Copy the material below line for line, leaving out the pictures.

* * * * *

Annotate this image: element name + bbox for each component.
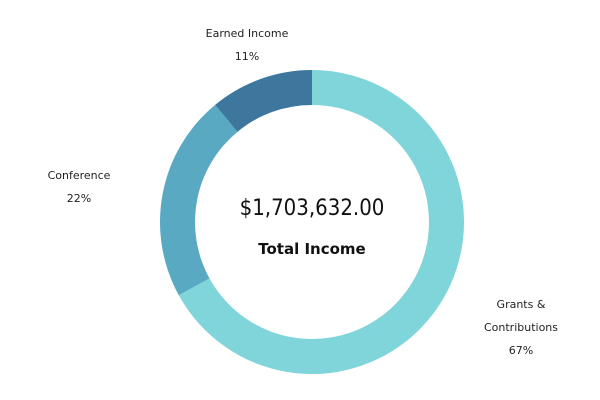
slice-percent: 11% [234, 50, 260, 63]
slice-name-line2: Contributions [483, 321, 559, 334]
slice-label-grants-contributions: Grants & Contributions 67% [484, 293, 558, 362]
slice-label-conference: Conference 22% [48, 164, 111, 210]
slice-name: Grants & [496, 298, 546, 311]
slice-label-earned-income: Earned Income 11% [206, 22, 289, 68]
slice-percent: 67% [508, 344, 534, 357]
slice-name: Conference [47, 169, 111, 182]
slice-percent: 22% [66, 192, 92, 205]
total-amount: $1,703,632.00 [239, 196, 385, 221]
donut-slice-earned-income [215, 70, 312, 132]
total-label: Total Income [258, 240, 366, 258]
slice-name: Earned Income [205, 27, 289, 40]
donut-slice-conference [160, 104, 238, 296]
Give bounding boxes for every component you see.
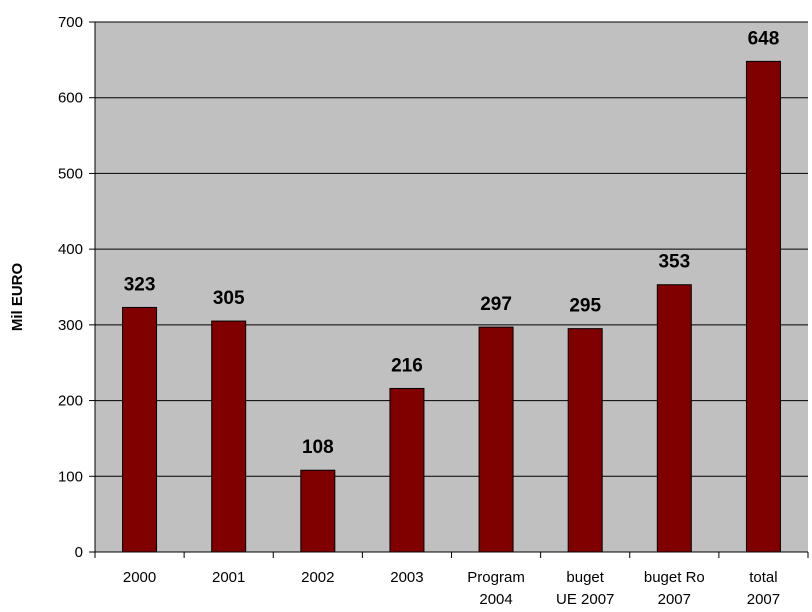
data-label: 295 [569, 296, 601, 317]
y-tick-label: 700 [58, 14, 83, 31]
plot-area [95, 22, 808, 552]
y-axis: 0 100 200 300 400 500 600 700 [58, 14, 96, 561]
x-tick-label: 2003 [390, 569, 423, 586]
bar [478, 326, 514, 553]
y-tick-label: 200 [58, 393, 83, 410]
bar [300, 469, 336, 553]
x-tick-label: 2001 [212, 569, 245, 586]
data-label: 216 [391, 355, 423, 376]
x-tick-label: buget [566, 569, 604, 586]
bar [567, 328, 603, 553]
data-label: 305 [213, 288, 245, 309]
data-label: 108 [302, 437, 334, 458]
y-tick-label: 0 [75, 544, 83, 561]
bar [211, 320, 247, 553]
y-tick-label: 400 [58, 241, 83, 258]
x-tick-label: 2000 [123, 569, 156, 586]
x-tick-label: 2007 [658, 591, 691, 608]
y-axis-title: Mil EURO [9, 263, 26, 332]
x-tick-label: 2004 [479, 591, 512, 608]
bar [122, 306, 158, 553]
bar [389, 387, 425, 553]
y-tick-label: 600 [58, 90, 83, 107]
y-tick-label: 100 [58, 468, 83, 485]
x-tick-label: 2007 [747, 591, 780, 608]
data-label: 353 [658, 252, 690, 273]
x-axis: 2000 2001 2002 2003 Program 2004 buget UE 2007 b… [94, 551, 809, 608]
data-label: 648 [748, 28, 780, 49]
x-tick-label: UE 2007 [556, 591, 614, 608]
x-tick-label: buget Ro [644, 569, 705, 586]
data-label: 323 [124, 274, 156, 295]
x-tick-label: Program [467, 569, 525, 586]
data-label: 297 [480, 294, 512, 315]
bars [122, 60, 781, 553]
y-tick-label: 300 [58, 317, 83, 334]
y-tick-label: 500 [58, 165, 83, 182]
x-tick-label: total [749, 569, 777, 586]
x-tick-label: 2002 [301, 569, 334, 586]
data-labels: 323 305 108 216 297 295 353 648 [124, 28, 780, 458]
bar [745, 60, 781, 553]
bar [656, 284, 692, 553]
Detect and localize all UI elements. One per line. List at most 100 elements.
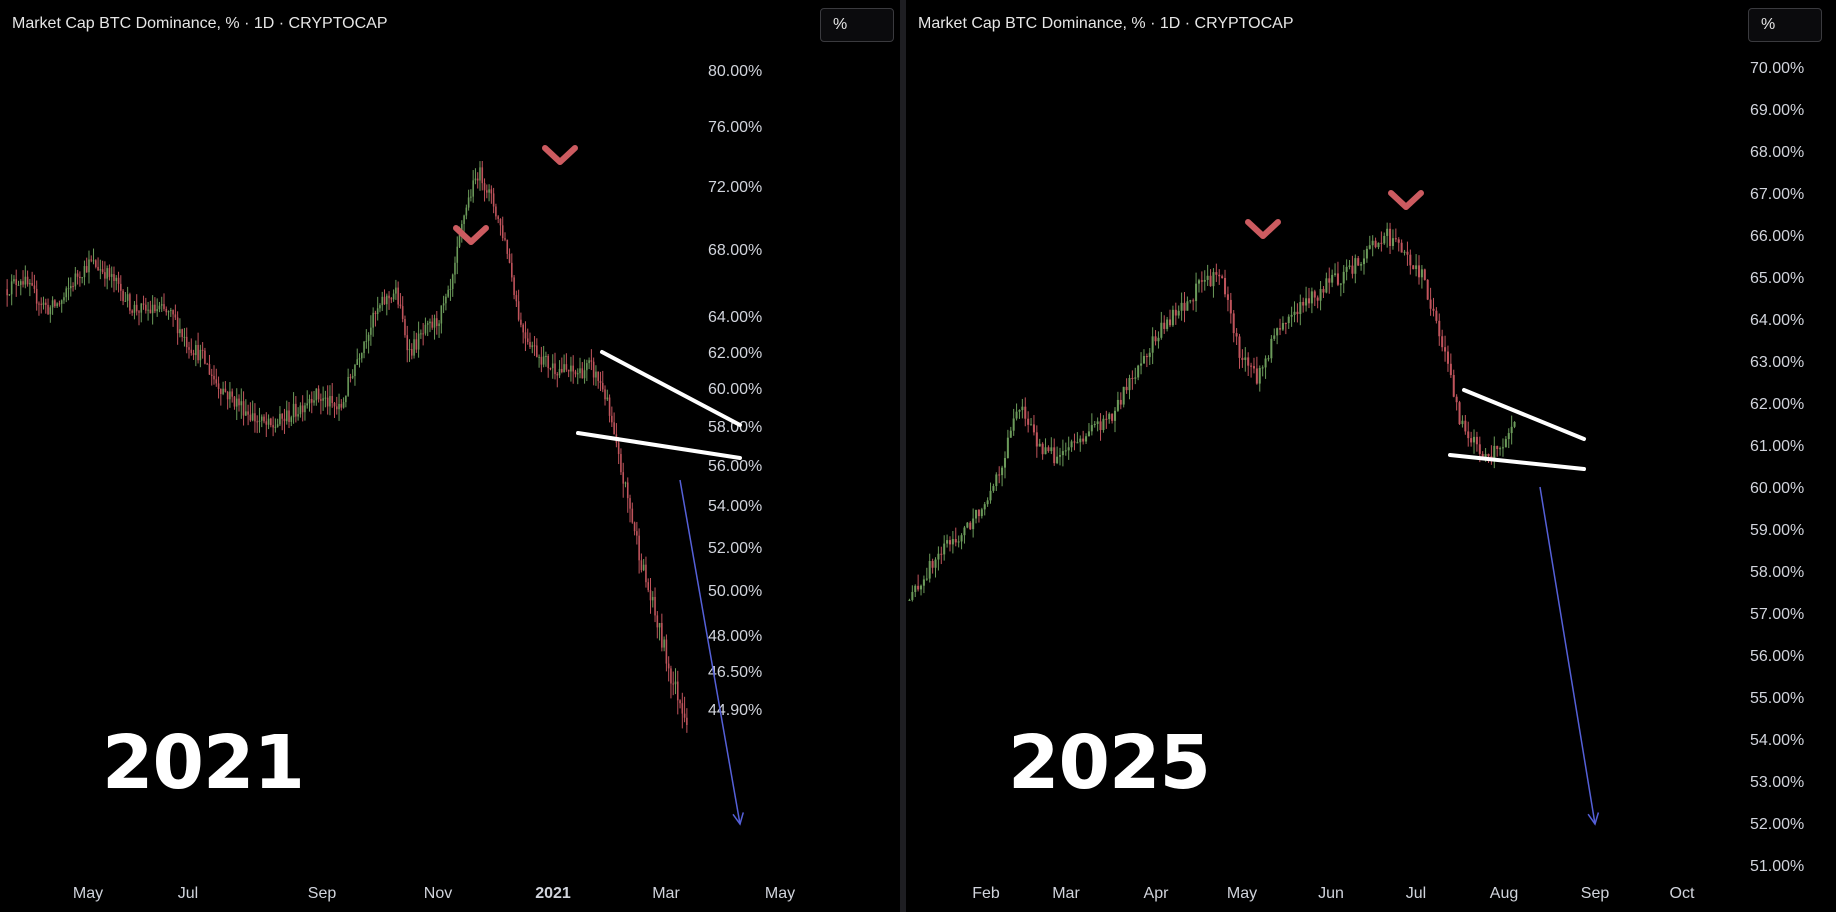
candle-body: [576, 373, 579, 375]
candle-body: [160, 304, 163, 306]
candle-body: [188, 347, 190, 350]
candle-body: [1058, 455, 1062, 457]
candle-body: [948, 540, 951, 545]
candle-body: [422, 333, 424, 335]
y-tick-label: 51.00%: [1750, 858, 1804, 875]
chart-canvas-2025[interactable]: 70.00% 69.00% 68.00% 67.00% 66.00% 65.00% 64.0…: [906, 0, 1836, 912]
candle-body: [645, 564, 647, 583]
candle-body: [467, 197, 470, 208]
candle-body: [1507, 433, 1510, 440]
candle-body: [429, 321, 431, 324]
x-tick-label: Oct: [1670, 885, 1695, 902]
candle-body: [1504, 439, 1507, 448]
candle-body: [81, 277, 83, 279]
candle-body: [442, 303, 445, 306]
candle-body: [1481, 453, 1484, 458]
candle-body: [963, 527, 966, 536]
candle-body: [242, 401, 245, 416]
candle-body: [1131, 378, 1134, 380]
candle-body: [1470, 438, 1473, 443]
arrow-head-icon: [732, 812, 745, 826]
candle-body: [397, 287, 399, 305]
candle-body: [1096, 421, 1099, 424]
candle-body: [1113, 410, 1117, 421]
candle-body: [1455, 396, 1458, 403]
candle-body: [33, 285, 36, 289]
candle-body: [670, 668, 672, 684]
candle-body: [683, 713, 686, 718]
candle-body: [274, 426, 277, 428]
candle-body: [486, 190, 488, 193]
candle-body: [438, 323, 440, 327]
candle-body: [1368, 245, 1371, 249]
candle-body: [661, 622, 663, 648]
candle-body: [44, 302, 47, 305]
candle-body: [1030, 424, 1033, 426]
candle-body: [367, 334, 370, 341]
candle-body: [1070, 441, 1073, 448]
candle-body: [454, 262, 456, 275]
candle-body: [479, 167, 481, 181]
candle-body: [515, 295, 518, 302]
candle-body: [1174, 309, 1177, 316]
candle-body: [381, 296, 384, 306]
candle-body: [210, 374, 213, 376]
candle-body: [513, 277, 515, 296]
y-tick-label: 62.00%: [708, 345, 762, 362]
candle-body: [310, 399, 313, 403]
candle-body: [1360, 264, 1363, 266]
unit-selector[interactable]: %: [820, 8, 894, 42]
candle-body: [281, 413, 284, 419]
candle-body: [1229, 299, 1232, 314]
candle-body: [545, 355, 547, 357]
candle-body: [1513, 421, 1516, 427]
candle-body: [995, 474, 998, 487]
candle-body: [1313, 291, 1316, 298]
chart-canvas-2021[interactable]: 80.00% 76.00% 72.00% 68.00% 64.00% 62.00% 60.0…: [0, 0, 900, 912]
candle-body: [674, 681, 677, 685]
candle-body: [420, 333, 422, 335]
candle-body: [966, 522, 969, 528]
candle-body: [1461, 420, 1464, 425]
candle-body: [951, 539, 954, 545]
candle-body: [986, 500, 989, 505]
candle-body: [108, 268, 111, 277]
candle-body: [197, 344, 199, 361]
candle-body: [1302, 301, 1305, 306]
candle-body: [606, 397, 609, 400]
candle-body: [358, 358, 361, 360]
panel-divider[interactable]: [900, 0, 906, 912]
candle-body: [1169, 319, 1172, 326]
candle-body: [1386, 228, 1389, 236]
candle-body: [599, 381, 602, 383]
candle-body: [279, 413, 281, 425]
x-tick-label: Nov: [424, 885, 452, 902]
candle-body: [1186, 301, 1189, 311]
candle-body: [1027, 418, 1030, 425]
candle-body: [1403, 251, 1406, 253]
candle-body: [351, 376, 354, 378]
candle-body: [138, 311, 140, 313]
y-tick-label: 76.00%: [708, 119, 762, 136]
candle-body: [1177, 310, 1180, 316]
candle-body: [679, 700, 681, 704]
candle-body: [158, 305, 161, 310]
candle-body: [1310, 291, 1313, 304]
unit-selector[interactable]: %: [1748, 8, 1822, 42]
candle-body: [1197, 280, 1200, 284]
candle-body: [19, 281, 22, 285]
candle-body: [1067, 447, 1070, 451]
candle-body: [1409, 254, 1412, 266]
candle-body: [76, 273, 79, 277]
candle-body: [998, 474, 1001, 476]
candle-body: [1412, 265, 1415, 270]
x-tick-label: Mar: [1052, 885, 1080, 902]
x-tick-label: Jun: [1318, 885, 1344, 902]
candle-body: [1339, 283, 1342, 285]
candle-body: [1203, 279, 1206, 282]
candle-body: [374, 312, 377, 315]
candle-body: [24, 276, 27, 285]
candle-body: [115, 277, 118, 282]
y-tick-label: 60.00%: [1750, 480, 1804, 497]
candle-body: [399, 304, 402, 307]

* * * * *

* **Solution to this task**:
Annotate this image: element name + bbox for each component.
slice-percent: 11% [234, 50, 260, 63]
slice-name-line2: Contributions [483, 321, 559, 334]
slice-label-grants-contributions: Grants & Contributions 67% [484, 293, 558, 362]
slice-label-conference: Conference 22% [48, 164, 111, 210]
slice-name: Grants & [496, 298, 546, 311]
slice-label-earned-income: Earned Income 11% [206, 22, 289, 68]
slice-percent: 67% [508, 344, 534, 357]
slice-name: Conference [47, 169, 111, 182]
slice-percent: 22% [66, 192, 92, 205]
total-amount: $1,703,632.00 [239, 196, 385, 221]
donut-slice-earned-income [215, 70, 312, 132]
total-label: Total Income [258, 240, 366, 258]
slice-name: Earned Income [205, 27, 289, 40]
donut-slice-conference [160, 104, 238, 296]
Give bounding boxes for every component you see.
data-label: 295 [569, 296, 601, 317]
y-tick-label: 700 [58, 14, 83, 31]
plot-area [95, 22, 808, 552]
y-axis: 0 100 200 300 400 500 600 700 [58, 14, 96, 561]
x-tick-label: 2003 [390, 569, 423, 586]
bar [478, 326, 514, 553]
y-tick-label: 200 [58, 393, 83, 410]
bar [300, 469, 336, 553]
x-tick-label: 2001 [212, 569, 245, 586]
data-label: 216 [391, 355, 423, 376]
x-tick-label: buget [566, 569, 604, 586]
bar [567, 328, 603, 553]
data-label: 305 [213, 288, 245, 309]
data-label: 108 [302, 437, 334, 458]
y-tick-label: 0 [75, 544, 83, 561]
bar [211, 320, 247, 553]
y-tick-label: 400 [58, 241, 83, 258]
x-tick-label: 2000 [123, 569, 156, 586]
x-tick-label: 2007 [658, 591, 691, 608]
y-axis-title: Mil EURO [9, 263, 26, 332]
x-tick-label: 2004 [479, 591, 512, 608]
bar [122, 306, 158, 553]
bar [389, 387, 425, 553]
y-tick-label: 600 [58, 90, 83, 107]
y-tick-label: 100 [58, 468, 83, 485]
x-tick-label: 2007 [747, 591, 780, 608]
data-label: 353 [658, 252, 690, 273]
x-axis: 2000 2001 2002 2003 Program 2004 buget UE 2007 b… [94, 551, 809, 608]
data-label: 648 [748, 28, 780, 49]
x-tick-label: UE 2007 [556, 591, 614, 608]
x-tick-label: buget Ro [644, 569, 705, 586]
data-label: 323 [124, 274, 156, 295]
x-tick-label: Program [467, 569, 525, 586]
data-label: 297 [480, 294, 512, 315]
bars [122, 60, 781, 553]
y-tick-label: 300 [58, 317, 83, 334]
y-tick-label: 500 [58, 165, 83, 182]
x-tick-label: total [749, 569, 777, 586]
x-tick-label: 2002 [301, 569, 334, 586]
data-labels: 323 305 108 216 297 295 353 648 [124, 28, 780, 458]
bar [745, 60, 781, 553]
bar [656, 284, 692, 553]
Detect and localize all UI elements. One per line. List at most 100 elements.
candle-body: [576, 373, 579, 375]
candle-body: [160, 304, 163, 306]
candle-body: [188, 347, 190, 350]
candle-body: [1058, 455, 1062, 457]
candle-body: [948, 540, 951, 545]
candle-body: [422, 333, 424, 335]
y-tick-label: 51.00%: [1750, 858, 1804, 875]
chart-canvas-2025[interactable]: 70.00% 69.00% 68.00% 67.00% 66.00% 65.00% 64.0…: [906, 0, 1836, 912]
candle-body: [645, 564, 647, 583]
candle-body: [467, 197, 470, 208]
candle-body: [1507, 433, 1510, 440]
candle-body: [429, 321, 431, 324]
x-tick-label: Oct: [1670, 885, 1695, 902]
candle-body: [1504, 439, 1507, 448]
candle-body: [81, 277, 83, 279]
candle-body: [442, 303, 445, 306]
candle-body: [1481, 453, 1484, 458]
candle-body: [963, 527, 966, 536]
candle-body: [242, 401, 245, 416]
candle-body: [1131, 378, 1134, 380]
candle-body: [1470, 438, 1473, 443]
arrow-head-icon: [732, 812, 745, 826]
candle-body: [397, 287, 399, 305]
candle-body: [1096, 421, 1099, 424]
candle-body: [1113, 410, 1117, 421]
candle-body: [1455, 396, 1458, 403]
candle-body: [33, 285, 36, 289]
candle-body: [670, 668, 672, 684]
candle-body: [683, 713, 686, 718]
candle-body: [274, 426, 277, 428]
candle-body: [486, 190, 488, 193]
candle-body: [438, 323, 440, 327]
candle-body: [1368, 245, 1371, 249]
candle-body: [661, 622, 663, 648]
candle-body: [44, 302, 47, 305]
candle-body: [1030, 424, 1033, 426]
candle-body: [367, 334, 370, 341]
candle-body: [1070, 441, 1073, 448]
candle-body: [454, 262, 456, 275]
candle-body: [479, 167, 481, 181]
candle-body: [515, 295, 518, 302]
candle-body: [1174, 309, 1177, 316]
candle-body: [381, 296, 384, 306]
candle-body: [210, 374, 213, 376]
candle-body: [513, 277, 515, 296]
y-tick-label: 62.00%: [708, 345, 762, 362]
candle-body: [310, 399, 313, 403]
candle-body: [1360, 264, 1363, 266]
unit-selector[interactable]: %: [820, 8, 894, 42]
candle-body: [281, 413, 284, 419]
candle-body: [1229, 299, 1232, 314]
candle-body: [545, 355, 547, 357]
candle-body: [1513, 421, 1516, 427]
candle-body: [995, 474, 998, 487]
candle-body: [1313, 291, 1316, 298]
chart-canvas-2021[interactable]: 80.00% 76.00% 72.00% 68.00% 64.00% 62.00% 60.0…: [0, 0, 900, 912]
candle-body: [674, 681, 677, 685]
candle-body: [420, 333, 422, 335]
candle-body: [966, 522, 969, 528]
candle-body: [1461, 420, 1464, 425]
candle-body: [951, 539, 954, 545]
candle-body: [986, 500, 989, 505]
candle-body: [108, 268, 111, 277]
candle-body: [197, 344, 199, 361]
candle-body: [1302, 301, 1305, 306]
candle-body: [606, 397, 609, 400]
candle-body: [358, 358, 361, 360]
panel-divider[interactable]: [900, 0, 906, 912]
candle-body: [1169, 319, 1172, 326]
candle-body: [1386, 228, 1389, 236]
candle-body: [599, 381, 602, 383]
candle-body: [279, 413, 281, 425]
x-tick-label: Nov: [424, 885, 452, 902]
candle-body: [1186, 301, 1189, 311]
candle-body: [1027, 418, 1030, 425]
candle-body: [1403, 251, 1406, 253]
candle-body: [351, 376, 354, 378]
candle-body: [138, 311, 140, 313]
y-tick-label: 76.00%: [708, 119, 762, 136]
candle-body: [1177, 310, 1180, 316]
candle-body: [679, 700, 681, 704]
candle-body: [158, 305, 161, 310]
candle-body: [1310, 291, 1313, 304]
unit-selector[interactable]: %: [1748, 8, 1822, 42]
candle-body: [1197, 280, 1200, 284]
candle-body: [19, 281, 22, 285]
candle-body: [1067, 447, 1070, 451]
candle-body: [1409, 254, 1412, 266]
candle-body: [76, 273, 79, 277]
candle-body: [998, 474, 1001, 476]
candle-body: [1412, 265, 1415, 270]
x-tick-label: Mar: [1052, 885, 1080, 902]
x-tick-label: Jun: [1318, 885, 1344, 902]
candle-body: [1339, 283, 1342, 285]
candle-body: [1203, 279, 1206, 282]
candle-body: [374, 312, 377, 315]
candle-body: [24, 276, 27, 285]
candle-body: [115, 277, 118, 282]
y-tick-label: 60.00%: [1750, 480, 1804, 497]
candle-body: [399, 304, 402, 307]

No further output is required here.